WRITTEN PROBLEM >>
Each entry below is to be duplicated verbatim.

## START ROWS

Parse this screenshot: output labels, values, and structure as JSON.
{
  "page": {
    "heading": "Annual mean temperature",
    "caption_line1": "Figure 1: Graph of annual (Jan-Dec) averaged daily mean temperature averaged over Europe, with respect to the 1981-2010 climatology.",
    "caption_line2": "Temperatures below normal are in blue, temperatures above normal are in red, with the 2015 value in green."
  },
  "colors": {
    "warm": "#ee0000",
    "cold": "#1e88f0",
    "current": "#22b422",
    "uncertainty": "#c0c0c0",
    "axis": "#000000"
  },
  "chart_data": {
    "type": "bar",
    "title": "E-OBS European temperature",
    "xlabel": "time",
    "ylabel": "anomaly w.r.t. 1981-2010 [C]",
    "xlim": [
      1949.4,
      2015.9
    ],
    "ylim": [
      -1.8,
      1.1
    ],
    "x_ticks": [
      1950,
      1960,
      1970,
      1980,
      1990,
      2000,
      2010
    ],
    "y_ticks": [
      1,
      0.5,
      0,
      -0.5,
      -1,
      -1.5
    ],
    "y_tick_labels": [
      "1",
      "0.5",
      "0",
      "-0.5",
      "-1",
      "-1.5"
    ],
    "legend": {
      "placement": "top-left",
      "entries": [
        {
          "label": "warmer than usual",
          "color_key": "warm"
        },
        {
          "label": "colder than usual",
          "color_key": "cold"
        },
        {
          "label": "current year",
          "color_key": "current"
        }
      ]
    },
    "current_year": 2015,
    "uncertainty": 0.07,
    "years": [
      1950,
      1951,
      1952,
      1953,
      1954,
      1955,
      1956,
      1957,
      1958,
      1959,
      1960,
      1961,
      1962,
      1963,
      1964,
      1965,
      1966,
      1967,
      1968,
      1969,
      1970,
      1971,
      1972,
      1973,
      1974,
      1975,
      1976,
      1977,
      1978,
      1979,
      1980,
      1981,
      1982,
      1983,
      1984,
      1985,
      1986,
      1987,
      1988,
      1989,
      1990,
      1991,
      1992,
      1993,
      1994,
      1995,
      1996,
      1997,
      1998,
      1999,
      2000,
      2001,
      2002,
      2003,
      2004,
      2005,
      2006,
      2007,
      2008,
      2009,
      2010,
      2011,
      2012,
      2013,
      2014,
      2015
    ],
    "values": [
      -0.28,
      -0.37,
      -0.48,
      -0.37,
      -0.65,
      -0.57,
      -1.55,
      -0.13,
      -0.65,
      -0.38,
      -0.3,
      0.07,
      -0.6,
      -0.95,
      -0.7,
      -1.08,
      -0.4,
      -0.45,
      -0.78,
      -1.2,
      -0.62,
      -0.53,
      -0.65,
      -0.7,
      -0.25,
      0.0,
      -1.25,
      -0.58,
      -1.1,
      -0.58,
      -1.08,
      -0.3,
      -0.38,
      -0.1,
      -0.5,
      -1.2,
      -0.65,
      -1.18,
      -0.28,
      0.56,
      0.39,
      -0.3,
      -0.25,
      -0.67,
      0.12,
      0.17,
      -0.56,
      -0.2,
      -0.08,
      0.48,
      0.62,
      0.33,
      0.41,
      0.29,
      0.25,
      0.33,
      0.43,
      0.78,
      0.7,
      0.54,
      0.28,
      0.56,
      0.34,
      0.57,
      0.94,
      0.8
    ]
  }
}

## END ROWS

EXERCISE SOLUTION >>
Parse this screenshot: output labels, values, and structure as JSON.
{
  "page": {
    "heading": "Annual mean temperature",
    "caption_line1": "Figure 1: Graph of annual (Jan-Dec) averaged daily mean temperature averaged over Europe, with respect to the 1981-2010 climatology.",
    "caption_line2": "Temperatures below normal are in blue, temperatures above normal are in red, with the 2015 value in green."
  },
  "colors": {
    "warm": "#ee0000",
    "cold": "#1e88f0",
    "current": "#22b422",
    "uncertainty": "#c0c0c0",
    "axis": "#000000"
  },
  "chart_data": {
    "type": "bar",
    "title": "E-OBS European temperature",
    "xlabel": "time",
    "ylabel": "anomaly w.r.t. 1981-2010 [C]",
    "xlim": [
      1949.4,
      2015.9
    ],
    "ylim": [
      -1.8,
      1.1
    ],
    "x_ticks": [
      1950,
      1960,
      1970,
      1980,
      1990,
      2000,
      2010
    ],
    "y_ticks": [
      1,
      0.5,
      0,
      -0.5,
      -1,
      -1.5
    ],
    "y_tick_labels": [
      "1",
      "0.5",
      "0",
      "-0.5",
      "-1",
      "-1.5"
    ],
    "legend": {
      "placement": "top-left",
      "entries": [
        {
          "label": "warmer than usual",
          "color_key": "warm"
        },
        {
          "label": "colder than usual",
          "color_key": "cold"
        },
        {
          "label": "current year",
          "color_key": "current"
        }
      ]
    },
    "current_year": 2015,
    "uncertainty": 0.07,
    "years": [
      1950,
      1951,
      1952,
      1953,
      1954,
      1955,
      1956,
      1957,
      1958,
      1959,
      1960,
      1961,
      1962,
      1963,
      1964,
      1965,
      1966,
      1967,
      1968,
      1969,
      1970,
      1971,
      1972,
      1973,
      1974,
      1975,
      1976,
      1977,
      1978,
      1979,
      1980,
      1981,
      1982,
      1983,
      1984,
      1985,
      1986,
      1987,
      1988,
      1989,
      1990,
      1991,
      1992,
      1993,
      1994,
      1995,
      1996,
      1997,
      1998,
      1999,
      2000,
      2001,
      2002,
      2003,
      2004,
      2005,
      2006,
      2007,
      2008,
      2009,
      2010,
      2011,
      2012,
      2013,
      2014,
      2015
    ],
    "values": [
      -0.28,
      -0.37,
      -0.48,
      -0.37,
      -0.65,
      -0.57,
      -1.55,
      -0.13,
      -0.65,
      -0.38,
      -0.3,
      0.07,
      -0.6,
      -0.95,
      -0.7,
      -1.08,
      -0.4,
      -0.45,
      -0.78,
      -1.2,
      -0.62,
      -0.53,
      -0.65,
      -0.7,
      -0.25,
      0.0,
      -1.25,
      -0.58,
      -1.1,
      -0.58,
      -1.08,
      -0.3,
      -0.38,
      -0.1,
      -0.5,
      -1.2,
      -0.65,
      -1.18,
      -0.28,
      0.56,
      0.39,
      -0.3,
      -0.25,
      -0.67,
      0.12,
      0.17,
      -0.56,
      -0.2,
      -0.08,
      0.48,
      0.62,
      0.33,
      0.41,
      0.29,
      0.25,
      0.33,
      0.43,
      0.78,
      0.7,
      0.54,
      0.28,
      0.56,
      0.34,
      0.57,
      0.94,
      0.8
    ]
  }
}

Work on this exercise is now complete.